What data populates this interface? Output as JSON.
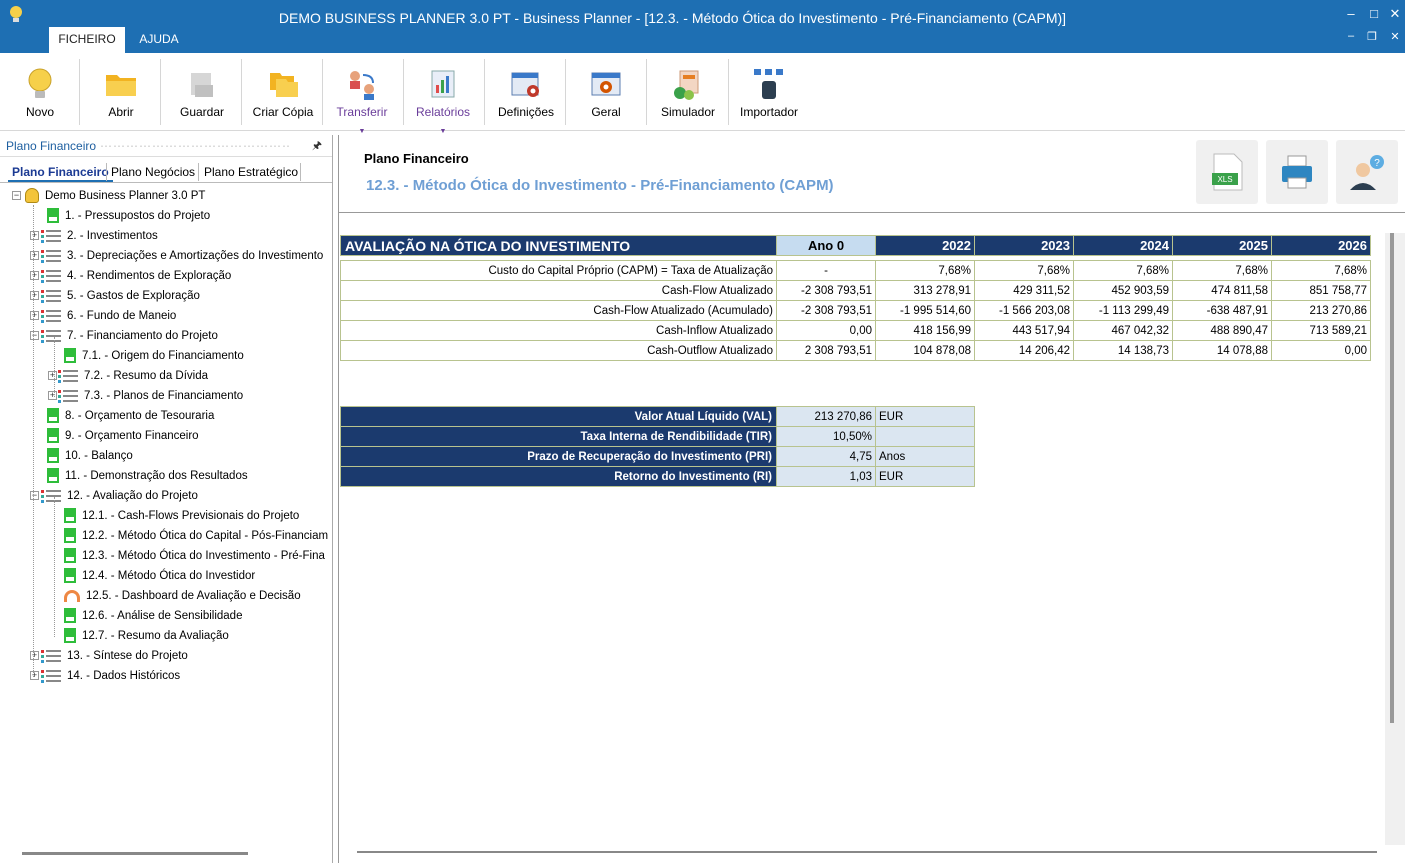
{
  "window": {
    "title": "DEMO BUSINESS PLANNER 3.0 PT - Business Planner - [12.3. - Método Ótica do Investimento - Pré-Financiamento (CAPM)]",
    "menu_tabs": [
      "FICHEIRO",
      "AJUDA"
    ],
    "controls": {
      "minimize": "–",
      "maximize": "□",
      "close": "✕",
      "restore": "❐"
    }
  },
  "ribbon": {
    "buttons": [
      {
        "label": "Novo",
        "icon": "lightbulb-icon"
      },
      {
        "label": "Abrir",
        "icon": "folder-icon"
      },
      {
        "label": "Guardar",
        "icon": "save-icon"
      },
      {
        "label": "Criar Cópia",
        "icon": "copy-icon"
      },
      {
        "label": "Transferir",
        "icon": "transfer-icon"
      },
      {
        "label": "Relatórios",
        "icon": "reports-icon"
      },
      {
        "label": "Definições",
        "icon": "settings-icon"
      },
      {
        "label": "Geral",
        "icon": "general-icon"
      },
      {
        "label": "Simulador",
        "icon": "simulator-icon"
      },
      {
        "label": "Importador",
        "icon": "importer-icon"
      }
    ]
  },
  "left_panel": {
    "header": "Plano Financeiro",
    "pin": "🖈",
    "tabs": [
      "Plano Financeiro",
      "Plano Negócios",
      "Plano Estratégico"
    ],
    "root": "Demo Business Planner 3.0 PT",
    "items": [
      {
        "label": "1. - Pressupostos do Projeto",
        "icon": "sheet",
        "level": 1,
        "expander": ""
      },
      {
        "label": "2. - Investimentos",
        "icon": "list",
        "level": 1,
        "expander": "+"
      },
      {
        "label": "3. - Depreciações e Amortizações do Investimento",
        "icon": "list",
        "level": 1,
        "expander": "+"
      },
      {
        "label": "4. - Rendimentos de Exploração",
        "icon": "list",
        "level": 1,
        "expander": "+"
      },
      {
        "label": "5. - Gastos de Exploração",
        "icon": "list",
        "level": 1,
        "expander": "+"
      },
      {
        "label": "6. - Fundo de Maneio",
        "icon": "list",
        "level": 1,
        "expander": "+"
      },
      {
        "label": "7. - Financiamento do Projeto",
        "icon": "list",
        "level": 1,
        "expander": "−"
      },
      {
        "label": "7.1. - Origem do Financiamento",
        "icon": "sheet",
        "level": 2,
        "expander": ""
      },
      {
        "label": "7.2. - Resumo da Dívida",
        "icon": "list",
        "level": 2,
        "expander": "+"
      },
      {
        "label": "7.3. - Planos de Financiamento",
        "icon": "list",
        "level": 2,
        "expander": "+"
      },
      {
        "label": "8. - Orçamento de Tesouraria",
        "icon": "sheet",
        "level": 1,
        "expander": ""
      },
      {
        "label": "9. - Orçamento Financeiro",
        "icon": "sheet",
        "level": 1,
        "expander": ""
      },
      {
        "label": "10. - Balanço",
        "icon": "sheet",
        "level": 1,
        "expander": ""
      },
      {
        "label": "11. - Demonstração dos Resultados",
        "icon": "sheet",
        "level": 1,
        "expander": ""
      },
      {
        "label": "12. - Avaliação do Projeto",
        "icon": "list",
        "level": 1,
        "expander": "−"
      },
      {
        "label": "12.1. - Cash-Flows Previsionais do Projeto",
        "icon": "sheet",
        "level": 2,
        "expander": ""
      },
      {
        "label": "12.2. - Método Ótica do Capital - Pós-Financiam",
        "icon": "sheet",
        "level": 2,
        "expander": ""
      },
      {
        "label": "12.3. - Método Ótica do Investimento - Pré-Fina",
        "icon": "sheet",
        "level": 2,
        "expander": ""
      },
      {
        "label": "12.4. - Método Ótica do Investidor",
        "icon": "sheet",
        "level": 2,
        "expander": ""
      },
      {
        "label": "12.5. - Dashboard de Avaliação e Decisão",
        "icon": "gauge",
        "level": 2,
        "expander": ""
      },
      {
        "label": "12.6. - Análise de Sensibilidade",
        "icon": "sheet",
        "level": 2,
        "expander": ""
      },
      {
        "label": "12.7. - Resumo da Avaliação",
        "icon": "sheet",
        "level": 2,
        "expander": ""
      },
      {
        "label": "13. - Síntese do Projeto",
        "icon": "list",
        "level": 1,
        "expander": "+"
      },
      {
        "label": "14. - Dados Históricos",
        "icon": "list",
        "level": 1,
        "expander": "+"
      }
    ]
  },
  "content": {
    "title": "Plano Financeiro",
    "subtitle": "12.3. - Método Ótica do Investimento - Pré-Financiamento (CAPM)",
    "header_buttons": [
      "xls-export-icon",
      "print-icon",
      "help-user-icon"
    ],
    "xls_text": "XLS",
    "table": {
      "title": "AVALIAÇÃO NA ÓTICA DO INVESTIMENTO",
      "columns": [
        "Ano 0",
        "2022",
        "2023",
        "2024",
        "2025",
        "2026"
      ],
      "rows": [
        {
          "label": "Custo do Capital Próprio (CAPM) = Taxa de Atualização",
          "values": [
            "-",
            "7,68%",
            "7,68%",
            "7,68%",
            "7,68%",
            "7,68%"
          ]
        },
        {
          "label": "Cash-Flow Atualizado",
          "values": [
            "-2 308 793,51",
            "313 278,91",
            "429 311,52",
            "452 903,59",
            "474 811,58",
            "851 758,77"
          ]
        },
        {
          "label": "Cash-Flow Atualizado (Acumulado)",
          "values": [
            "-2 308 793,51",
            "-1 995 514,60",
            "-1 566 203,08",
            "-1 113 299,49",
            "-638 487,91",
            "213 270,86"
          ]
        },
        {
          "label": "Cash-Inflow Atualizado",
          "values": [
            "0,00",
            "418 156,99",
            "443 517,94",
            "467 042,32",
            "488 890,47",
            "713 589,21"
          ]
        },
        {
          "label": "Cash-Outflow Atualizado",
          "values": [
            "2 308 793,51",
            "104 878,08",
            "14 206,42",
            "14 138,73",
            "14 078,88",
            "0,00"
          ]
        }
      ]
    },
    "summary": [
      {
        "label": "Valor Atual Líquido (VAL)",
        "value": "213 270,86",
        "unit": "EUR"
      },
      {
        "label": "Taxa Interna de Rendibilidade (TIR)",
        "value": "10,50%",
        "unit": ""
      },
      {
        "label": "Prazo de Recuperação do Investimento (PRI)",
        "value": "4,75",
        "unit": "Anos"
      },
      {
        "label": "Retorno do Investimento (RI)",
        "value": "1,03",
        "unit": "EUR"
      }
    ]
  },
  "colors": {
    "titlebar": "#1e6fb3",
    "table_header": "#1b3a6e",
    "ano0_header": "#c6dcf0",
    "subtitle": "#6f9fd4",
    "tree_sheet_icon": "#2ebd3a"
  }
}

* * *

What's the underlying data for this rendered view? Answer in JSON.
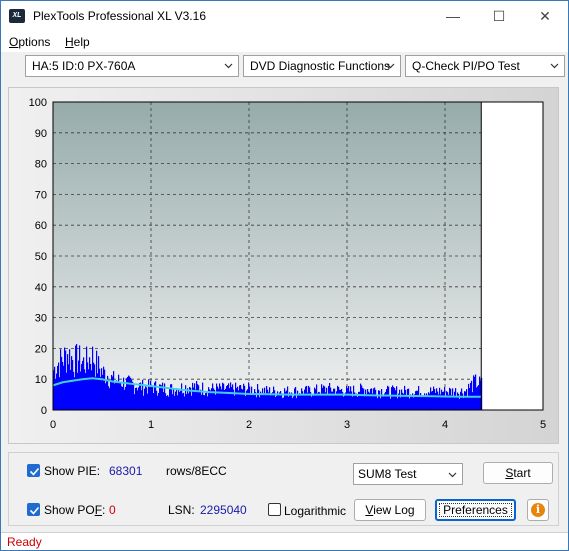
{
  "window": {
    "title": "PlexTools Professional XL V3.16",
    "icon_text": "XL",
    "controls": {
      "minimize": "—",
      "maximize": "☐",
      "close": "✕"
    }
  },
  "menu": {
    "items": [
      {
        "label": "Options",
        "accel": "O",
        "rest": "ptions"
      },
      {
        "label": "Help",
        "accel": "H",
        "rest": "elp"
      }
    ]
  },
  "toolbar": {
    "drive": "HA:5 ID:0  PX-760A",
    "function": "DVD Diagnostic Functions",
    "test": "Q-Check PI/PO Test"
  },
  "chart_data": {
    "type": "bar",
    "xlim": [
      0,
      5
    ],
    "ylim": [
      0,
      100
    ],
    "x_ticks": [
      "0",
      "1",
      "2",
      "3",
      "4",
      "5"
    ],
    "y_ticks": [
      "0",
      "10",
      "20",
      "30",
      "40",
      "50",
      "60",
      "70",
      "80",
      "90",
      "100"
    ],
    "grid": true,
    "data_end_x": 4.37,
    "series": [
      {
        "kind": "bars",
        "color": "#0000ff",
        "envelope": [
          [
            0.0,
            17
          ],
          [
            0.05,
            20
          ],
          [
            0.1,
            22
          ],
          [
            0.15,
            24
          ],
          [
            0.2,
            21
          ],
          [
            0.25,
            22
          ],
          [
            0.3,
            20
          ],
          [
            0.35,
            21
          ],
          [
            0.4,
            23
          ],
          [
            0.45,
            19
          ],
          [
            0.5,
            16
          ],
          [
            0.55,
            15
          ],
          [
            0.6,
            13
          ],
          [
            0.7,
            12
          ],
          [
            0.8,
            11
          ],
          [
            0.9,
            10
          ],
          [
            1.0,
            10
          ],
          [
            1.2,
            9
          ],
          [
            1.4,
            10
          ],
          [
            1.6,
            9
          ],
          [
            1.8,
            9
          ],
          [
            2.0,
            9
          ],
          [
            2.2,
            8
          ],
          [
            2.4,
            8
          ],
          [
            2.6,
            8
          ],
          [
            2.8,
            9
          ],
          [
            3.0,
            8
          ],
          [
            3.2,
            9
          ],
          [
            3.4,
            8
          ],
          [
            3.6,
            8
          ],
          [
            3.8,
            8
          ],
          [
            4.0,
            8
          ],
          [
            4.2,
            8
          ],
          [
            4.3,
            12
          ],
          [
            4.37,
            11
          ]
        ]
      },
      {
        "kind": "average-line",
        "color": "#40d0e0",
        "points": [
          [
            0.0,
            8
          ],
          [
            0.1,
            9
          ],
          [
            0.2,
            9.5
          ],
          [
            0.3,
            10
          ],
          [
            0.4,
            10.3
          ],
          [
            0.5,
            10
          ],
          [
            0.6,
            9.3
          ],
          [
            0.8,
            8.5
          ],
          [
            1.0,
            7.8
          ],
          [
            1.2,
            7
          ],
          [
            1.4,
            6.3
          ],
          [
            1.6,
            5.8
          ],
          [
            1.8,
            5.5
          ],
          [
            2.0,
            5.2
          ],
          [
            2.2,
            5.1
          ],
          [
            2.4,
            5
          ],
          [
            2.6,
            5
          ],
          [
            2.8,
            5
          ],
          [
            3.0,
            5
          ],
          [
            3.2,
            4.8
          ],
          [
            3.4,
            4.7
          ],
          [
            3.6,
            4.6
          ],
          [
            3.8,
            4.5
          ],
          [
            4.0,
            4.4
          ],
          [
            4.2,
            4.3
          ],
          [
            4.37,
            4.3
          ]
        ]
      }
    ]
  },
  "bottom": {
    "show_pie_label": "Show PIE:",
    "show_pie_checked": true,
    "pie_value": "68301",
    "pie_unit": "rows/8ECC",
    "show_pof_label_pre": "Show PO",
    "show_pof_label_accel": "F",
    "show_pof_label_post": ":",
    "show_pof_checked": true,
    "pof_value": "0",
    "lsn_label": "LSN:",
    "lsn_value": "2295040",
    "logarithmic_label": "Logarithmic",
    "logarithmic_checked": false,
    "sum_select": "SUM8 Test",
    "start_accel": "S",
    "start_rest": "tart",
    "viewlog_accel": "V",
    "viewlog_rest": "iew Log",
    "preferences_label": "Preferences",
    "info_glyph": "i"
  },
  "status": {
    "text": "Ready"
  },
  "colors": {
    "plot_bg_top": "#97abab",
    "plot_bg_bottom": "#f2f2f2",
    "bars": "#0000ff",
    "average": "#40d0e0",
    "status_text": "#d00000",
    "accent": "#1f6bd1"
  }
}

Goal | Across the data above, how many lines include the word "Taxa"? Give only the count.

The solution | 2